■ **Task instructions**: Report, as a bare number, how many lines of the material below contain the word "name".

::::::

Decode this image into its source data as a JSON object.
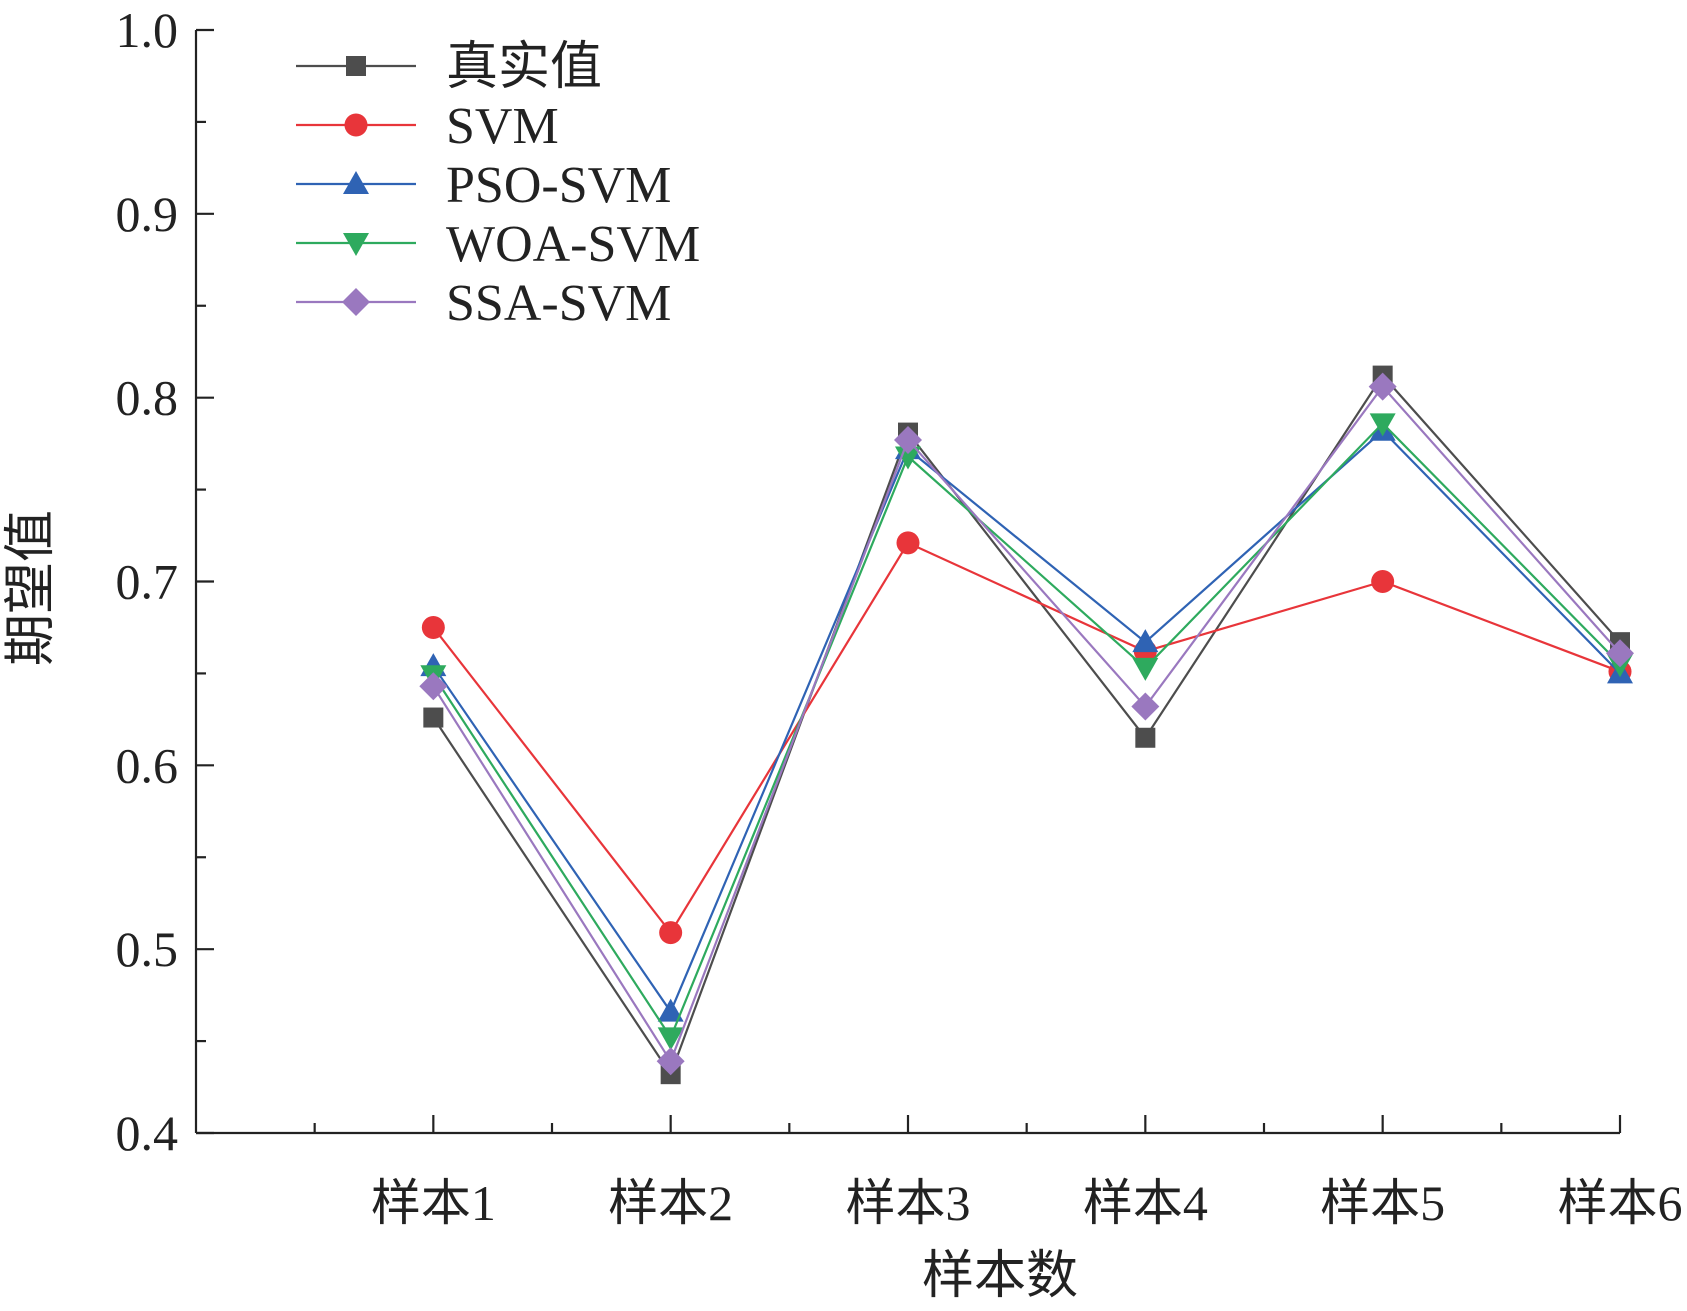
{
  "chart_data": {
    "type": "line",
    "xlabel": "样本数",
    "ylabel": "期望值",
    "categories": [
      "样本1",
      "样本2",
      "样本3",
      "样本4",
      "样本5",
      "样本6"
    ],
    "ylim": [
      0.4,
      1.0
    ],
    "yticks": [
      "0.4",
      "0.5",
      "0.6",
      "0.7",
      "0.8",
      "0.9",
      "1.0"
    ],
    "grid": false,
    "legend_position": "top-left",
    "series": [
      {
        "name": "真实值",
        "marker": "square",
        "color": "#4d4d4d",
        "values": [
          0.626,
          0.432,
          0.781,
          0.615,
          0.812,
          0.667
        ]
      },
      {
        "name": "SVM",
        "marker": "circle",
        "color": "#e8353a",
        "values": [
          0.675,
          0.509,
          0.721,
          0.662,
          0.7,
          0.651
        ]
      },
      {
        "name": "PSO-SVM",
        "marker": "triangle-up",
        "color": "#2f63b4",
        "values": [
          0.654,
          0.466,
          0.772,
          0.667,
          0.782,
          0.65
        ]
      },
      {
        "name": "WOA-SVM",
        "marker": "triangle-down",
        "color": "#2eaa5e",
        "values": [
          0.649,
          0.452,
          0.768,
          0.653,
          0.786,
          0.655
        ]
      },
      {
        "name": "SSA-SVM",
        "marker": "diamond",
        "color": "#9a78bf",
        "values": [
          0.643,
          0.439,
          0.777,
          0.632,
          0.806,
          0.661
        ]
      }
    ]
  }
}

::::::

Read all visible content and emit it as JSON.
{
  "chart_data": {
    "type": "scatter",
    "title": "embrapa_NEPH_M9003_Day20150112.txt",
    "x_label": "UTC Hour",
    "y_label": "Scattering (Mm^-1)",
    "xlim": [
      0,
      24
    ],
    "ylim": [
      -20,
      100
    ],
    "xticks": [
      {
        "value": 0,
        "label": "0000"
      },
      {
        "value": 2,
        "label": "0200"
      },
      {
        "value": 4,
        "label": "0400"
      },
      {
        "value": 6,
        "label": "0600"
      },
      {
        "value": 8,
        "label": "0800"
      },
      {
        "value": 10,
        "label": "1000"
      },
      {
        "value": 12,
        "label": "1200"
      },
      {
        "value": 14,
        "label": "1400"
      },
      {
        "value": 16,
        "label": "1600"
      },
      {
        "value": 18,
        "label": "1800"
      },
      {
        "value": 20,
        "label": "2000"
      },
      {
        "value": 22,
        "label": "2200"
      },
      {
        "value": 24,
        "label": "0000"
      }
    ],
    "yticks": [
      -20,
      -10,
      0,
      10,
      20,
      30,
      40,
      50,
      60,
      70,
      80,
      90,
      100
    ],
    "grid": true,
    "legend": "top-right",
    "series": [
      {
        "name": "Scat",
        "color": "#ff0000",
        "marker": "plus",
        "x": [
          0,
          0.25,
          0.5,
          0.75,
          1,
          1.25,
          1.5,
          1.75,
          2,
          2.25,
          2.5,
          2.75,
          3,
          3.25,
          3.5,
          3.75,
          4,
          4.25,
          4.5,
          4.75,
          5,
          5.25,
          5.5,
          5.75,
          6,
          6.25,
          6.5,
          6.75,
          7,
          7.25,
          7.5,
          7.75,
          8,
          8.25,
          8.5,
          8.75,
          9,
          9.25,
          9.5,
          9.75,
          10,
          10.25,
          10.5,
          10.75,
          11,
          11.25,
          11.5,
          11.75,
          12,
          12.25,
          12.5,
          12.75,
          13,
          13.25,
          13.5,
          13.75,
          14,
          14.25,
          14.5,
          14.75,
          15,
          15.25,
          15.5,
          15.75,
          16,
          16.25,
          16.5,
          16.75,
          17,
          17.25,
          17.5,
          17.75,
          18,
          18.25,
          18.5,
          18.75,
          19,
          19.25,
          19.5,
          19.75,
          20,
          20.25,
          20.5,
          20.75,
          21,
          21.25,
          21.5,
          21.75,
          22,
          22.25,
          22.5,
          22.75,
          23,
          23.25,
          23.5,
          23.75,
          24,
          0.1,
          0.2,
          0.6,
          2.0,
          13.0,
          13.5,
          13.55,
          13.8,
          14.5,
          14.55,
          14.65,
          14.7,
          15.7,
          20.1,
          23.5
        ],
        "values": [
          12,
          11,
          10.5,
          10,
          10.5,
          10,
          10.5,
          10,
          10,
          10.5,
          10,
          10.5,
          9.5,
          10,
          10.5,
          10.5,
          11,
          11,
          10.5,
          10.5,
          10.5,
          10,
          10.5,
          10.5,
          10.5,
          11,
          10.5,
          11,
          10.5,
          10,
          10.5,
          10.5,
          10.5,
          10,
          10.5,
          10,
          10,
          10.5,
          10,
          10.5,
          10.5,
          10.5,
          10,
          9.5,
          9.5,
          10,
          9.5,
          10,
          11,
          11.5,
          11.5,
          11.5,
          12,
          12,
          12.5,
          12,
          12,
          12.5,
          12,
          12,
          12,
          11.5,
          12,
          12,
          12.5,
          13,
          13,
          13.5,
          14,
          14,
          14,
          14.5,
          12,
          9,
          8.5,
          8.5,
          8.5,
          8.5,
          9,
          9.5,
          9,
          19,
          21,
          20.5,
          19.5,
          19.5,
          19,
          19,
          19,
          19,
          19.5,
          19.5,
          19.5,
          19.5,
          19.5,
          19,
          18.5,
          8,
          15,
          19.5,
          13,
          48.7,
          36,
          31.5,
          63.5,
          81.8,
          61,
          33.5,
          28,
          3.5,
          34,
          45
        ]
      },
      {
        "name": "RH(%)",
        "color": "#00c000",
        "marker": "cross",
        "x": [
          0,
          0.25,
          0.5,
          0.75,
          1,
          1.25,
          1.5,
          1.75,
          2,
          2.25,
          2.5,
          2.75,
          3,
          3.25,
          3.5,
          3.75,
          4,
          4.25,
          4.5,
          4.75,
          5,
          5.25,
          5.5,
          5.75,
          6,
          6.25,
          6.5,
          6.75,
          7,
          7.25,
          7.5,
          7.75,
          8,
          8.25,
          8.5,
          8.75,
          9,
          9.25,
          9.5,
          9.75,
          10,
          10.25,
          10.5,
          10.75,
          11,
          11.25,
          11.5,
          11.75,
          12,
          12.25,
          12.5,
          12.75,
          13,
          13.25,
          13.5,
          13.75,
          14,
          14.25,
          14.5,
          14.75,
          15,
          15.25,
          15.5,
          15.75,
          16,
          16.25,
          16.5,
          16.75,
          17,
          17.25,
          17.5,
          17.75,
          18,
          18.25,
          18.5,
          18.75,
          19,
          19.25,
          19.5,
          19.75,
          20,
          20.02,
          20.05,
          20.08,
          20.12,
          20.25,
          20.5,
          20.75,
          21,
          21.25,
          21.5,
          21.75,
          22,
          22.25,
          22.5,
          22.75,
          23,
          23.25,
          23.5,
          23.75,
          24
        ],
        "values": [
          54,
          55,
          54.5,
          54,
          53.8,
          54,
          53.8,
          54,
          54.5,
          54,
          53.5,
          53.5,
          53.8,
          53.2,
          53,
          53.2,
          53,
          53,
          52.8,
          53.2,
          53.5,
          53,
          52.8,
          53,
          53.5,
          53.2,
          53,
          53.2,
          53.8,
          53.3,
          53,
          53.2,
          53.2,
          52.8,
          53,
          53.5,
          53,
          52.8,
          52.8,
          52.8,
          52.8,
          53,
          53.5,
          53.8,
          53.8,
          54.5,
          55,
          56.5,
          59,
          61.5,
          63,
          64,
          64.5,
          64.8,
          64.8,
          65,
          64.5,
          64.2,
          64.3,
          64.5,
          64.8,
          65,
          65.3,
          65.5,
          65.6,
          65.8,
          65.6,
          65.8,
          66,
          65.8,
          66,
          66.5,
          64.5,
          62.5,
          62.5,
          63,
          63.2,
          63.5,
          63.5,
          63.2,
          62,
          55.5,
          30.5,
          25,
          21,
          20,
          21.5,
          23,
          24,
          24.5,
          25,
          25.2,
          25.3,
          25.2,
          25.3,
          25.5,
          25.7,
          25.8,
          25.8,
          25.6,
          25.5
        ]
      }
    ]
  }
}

::::::

■ **Full output**: 7